> [RECORDS FOR PROCESSING]:
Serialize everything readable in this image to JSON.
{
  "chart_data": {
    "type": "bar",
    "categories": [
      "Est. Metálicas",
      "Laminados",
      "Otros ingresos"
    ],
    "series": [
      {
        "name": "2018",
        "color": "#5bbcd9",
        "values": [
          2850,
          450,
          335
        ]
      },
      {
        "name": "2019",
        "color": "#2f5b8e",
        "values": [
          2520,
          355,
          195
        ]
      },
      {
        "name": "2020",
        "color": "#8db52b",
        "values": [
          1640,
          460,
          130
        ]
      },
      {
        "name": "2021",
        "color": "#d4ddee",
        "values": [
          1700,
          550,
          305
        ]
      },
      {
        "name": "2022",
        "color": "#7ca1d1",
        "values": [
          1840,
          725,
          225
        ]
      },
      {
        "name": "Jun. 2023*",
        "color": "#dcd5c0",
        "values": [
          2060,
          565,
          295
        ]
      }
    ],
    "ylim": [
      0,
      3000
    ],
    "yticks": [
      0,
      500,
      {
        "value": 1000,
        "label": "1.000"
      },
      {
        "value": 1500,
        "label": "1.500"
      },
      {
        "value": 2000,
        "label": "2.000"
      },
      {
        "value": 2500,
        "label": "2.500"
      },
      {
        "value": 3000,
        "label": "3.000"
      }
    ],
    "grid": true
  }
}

> [TASK BRIEF]: Only the number is wanted: how many lines in the entries above contain the string "color"?

> [EXPECTED ANSWER]: 6